- _STATED TASK_: Transcribe the full listing below exactly.

- _SUPPLIED DATA_:
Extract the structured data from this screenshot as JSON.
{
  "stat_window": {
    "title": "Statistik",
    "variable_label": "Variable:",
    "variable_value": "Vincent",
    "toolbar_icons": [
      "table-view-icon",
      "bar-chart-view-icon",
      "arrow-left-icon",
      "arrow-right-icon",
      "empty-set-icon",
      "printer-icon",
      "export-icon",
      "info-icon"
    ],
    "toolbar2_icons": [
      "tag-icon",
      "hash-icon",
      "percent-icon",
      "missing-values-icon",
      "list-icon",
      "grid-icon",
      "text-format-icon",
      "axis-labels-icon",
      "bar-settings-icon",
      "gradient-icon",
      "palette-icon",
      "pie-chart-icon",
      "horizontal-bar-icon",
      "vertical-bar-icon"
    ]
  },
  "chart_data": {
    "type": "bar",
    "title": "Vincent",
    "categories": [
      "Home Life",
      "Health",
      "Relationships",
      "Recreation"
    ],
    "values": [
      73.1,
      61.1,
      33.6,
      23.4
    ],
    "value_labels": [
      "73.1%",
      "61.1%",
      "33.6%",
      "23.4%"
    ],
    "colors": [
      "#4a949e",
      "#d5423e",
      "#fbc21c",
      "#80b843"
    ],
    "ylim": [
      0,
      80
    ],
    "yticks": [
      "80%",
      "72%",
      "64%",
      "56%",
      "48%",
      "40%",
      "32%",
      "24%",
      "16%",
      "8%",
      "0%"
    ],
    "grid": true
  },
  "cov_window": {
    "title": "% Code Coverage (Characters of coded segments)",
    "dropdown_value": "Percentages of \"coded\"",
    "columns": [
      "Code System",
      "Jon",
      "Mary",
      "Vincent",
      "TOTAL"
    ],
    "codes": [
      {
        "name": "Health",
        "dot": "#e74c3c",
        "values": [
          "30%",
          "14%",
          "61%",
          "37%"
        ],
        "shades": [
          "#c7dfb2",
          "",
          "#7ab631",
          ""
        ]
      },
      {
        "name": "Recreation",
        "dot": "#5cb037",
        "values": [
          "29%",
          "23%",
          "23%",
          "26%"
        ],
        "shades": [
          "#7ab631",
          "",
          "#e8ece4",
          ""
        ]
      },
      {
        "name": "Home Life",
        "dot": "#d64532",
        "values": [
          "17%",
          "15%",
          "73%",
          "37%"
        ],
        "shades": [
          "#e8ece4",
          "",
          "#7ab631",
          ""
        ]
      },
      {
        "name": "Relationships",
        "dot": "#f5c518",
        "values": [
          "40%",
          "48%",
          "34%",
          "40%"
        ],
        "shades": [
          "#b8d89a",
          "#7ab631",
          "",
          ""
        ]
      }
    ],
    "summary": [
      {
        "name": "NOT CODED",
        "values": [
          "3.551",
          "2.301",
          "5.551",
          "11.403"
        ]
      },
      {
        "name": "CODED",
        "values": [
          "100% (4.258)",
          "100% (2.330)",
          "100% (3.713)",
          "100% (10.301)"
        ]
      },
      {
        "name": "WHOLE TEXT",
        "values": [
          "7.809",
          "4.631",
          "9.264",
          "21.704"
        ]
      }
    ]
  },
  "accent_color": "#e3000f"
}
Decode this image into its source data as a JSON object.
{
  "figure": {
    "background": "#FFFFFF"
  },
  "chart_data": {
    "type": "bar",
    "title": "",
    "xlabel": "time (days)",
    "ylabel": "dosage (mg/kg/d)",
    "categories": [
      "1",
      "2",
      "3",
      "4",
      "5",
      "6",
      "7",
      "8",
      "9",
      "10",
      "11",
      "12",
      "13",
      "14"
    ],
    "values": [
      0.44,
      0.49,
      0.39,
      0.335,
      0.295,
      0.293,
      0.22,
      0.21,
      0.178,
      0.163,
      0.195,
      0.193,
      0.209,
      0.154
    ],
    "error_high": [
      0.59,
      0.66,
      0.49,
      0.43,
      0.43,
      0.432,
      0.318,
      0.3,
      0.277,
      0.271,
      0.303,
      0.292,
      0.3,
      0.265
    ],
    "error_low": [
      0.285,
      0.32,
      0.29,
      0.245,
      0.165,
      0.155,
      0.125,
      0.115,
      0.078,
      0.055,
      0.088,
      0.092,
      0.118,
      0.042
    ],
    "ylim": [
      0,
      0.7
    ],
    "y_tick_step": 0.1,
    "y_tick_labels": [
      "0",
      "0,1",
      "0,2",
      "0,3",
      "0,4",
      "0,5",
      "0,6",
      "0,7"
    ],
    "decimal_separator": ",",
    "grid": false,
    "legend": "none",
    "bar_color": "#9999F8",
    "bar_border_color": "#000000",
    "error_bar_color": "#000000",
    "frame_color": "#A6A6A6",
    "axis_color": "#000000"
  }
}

- _RESPONSE FOR THIS EXERCISE_:
Extract the structured data from this screenshot as JSON.
{
  "stat_window": {
    "title": "Statistik",
    "variable_label": "Variable:",
    "variable_value": "Vincent",
    "toolbar_icons": [
      "table-view-icon",
      "bar-chart-view-icon",
      "arrow-left-icon",
      "arrow-right-icon",
      "empty-set-icon",
      "printer-icon",
      "export-icon",
      "info-icon"
    ],
    "toolbar2_icons": [
      "tag-icon",
      "hash-icon",
      "percent-icon",
      "missing-values-icon",
      "list-icon",
      "grid-icon",
      "text-format-icon",
      "axis-labels-icon",
      "bar-settings-icon",
      "gradient-icon",
      "palette-icon",
      "pie-chart-icon",
      "horizontal-bar-icon",
      "vertical-bar-icon"
    ]
  },
  "chart_data": {
    "type": "bar",
    "title": "Vincent",
    "categories": [
      "Home Life",
      "Health",
      "Relationships",
      "Recreation"
    ],
    "values": [
      73.1,
      61.1,
      33.6,
      23.4
    ],
    "value_labels": [
      "73.1%",
      "61.1%",
      "33.6%",
      "23.4%"
    ],
    "colors": [
      "#4a949e",
      "#d5423e",
      "#fbc21c",
      "#80b843"
    ],
    "ylim": [
      0,
      80
    ],
    "yticks": [
      "80%",
      "72%",
      "64%",
      "56%",
      "48%",
      "40%",
      "32%",
      "24%",
      "16%",
      "8%",
      "0%"
    ],
    "grid": true
  },
  "cov_window": {
    "title": "% Code Coverage (Characters of coded segments)",
    "dropdown_value": "Percentages of \"coded\"",
    "columns": [
      "Code System",
      "Jon",
      "Mary",
      "Vincent",
      "TOTAL"
    ],
    "codes": [
      {
        "name": "Health",
        "dot": "#e74c3c",
        "values": [
          "30%",
          "14%",
          "61%",
          "37%"
        ],
        "shades": [
          "#c7dfb2",
          "",
          "#7ab631",
          ""
        ]
      },
      {
        "name": "Recreation",
        "dot": "#5cb037",
        "values": [
          "29%",
          "23%",
          "23%",
          "26%"
        ],
        "shades": [
          "#7ab631",
          "",
          "#e8ece4",
          ""
        ]
      },
      {
        "name": "Home Life",
        "dot": "#d64532",
        "values": [
          "17%",
          "15%",
          "73%",
          "37%"
        ],
        "shades": [
          "#e8ece4",
          "",
          "#7ab631",
          ""
        ]
      },
      {
        "name": "Relationships",
        "dot": "#f5c518",
        "values": [
          "40%",
          "48%",
          "34%",
          "40%"
        ],
        "shades": [
          "#b8d89a",
          "#7ab631",
          "",
          ""
        ]
      }
    ],
    "summary": [
      {
        "name": "NOT CODED",
        "values": [
          "3.551",
          "2.301",
          "5.551",
          "11.403"
        ]
      },
      {
        "name": "CODED",
        "values": [
          "100% (4.258)",
          "100% (2.330)",
          "100% (3.713)",
          "100% (10.301)"
        ]
      },
      {
        "name": "WHOLE TEXT",
        "values": [
          "7.809",
          "4.631",
          "9.264",
          "21.704"
        ]
      }
    ]
  },
  "accent_color": "#e3000f"
}
Decode this image into its source data as a JSON object.
{
  "figure": {
    "background": "#FFFFFF"
  },
  "chart_data": {
    "type": "bar",
    "title": "",
    "xlabel": "time (days)",
    "ylabel": "dosage (mg/kg/d)",
    "categories": [
      "1",
      "2",
      "3",
      "4",
      "5",
      "6",
      "7",
      "8",
      "9",
      "10",
      "11",
      "12",
      "13",
      "14"
    ],
    "values": [
      0.44,
      0.49,
      0.39,
      0.335,
      0.295,
      0.293,
      0.22,
      0.21,
      0.178,
      0.163,
      0.195,
      0.193,
      0.209,
      0.154
    ],
    "error_high": [
      0.59,
      0.66,
      0.49,
      0.43,
      0.43,
      0.432,
      0.318,
      0.3,
      0.277,
      0.271,
      0.303,
      0.292,
      0.3,
      0.265
    ],
    "error_low": [
      0.285,
      0.32,
      0.29,
      0.245,
      0.165,
      0.155,
      0.125,
      0.115,
      0.078,
      0.055,
      0.088,
      0.092,
      0.118,
      0.042
    ],
    "ylim": [
      0,
      0.7
    ],
    "y_tick_step": 0.1,
    "y_tick_labels": [
      "0",
      "0,1",
      "0,2",
      "0,3",
      "0,4",
      "0,5",
      "0,6",
      "0,7"
    ],
    "decimal_separator": ",",
    "grid": false,
    "legend": "none",
    "bar_color": "#9999F8",
    "bar_border_color": "#000000",
    "error_bar_color": "#000000",
    "frame_color": "#A6A6A6",
    "axis_color": "#000000"
  }
}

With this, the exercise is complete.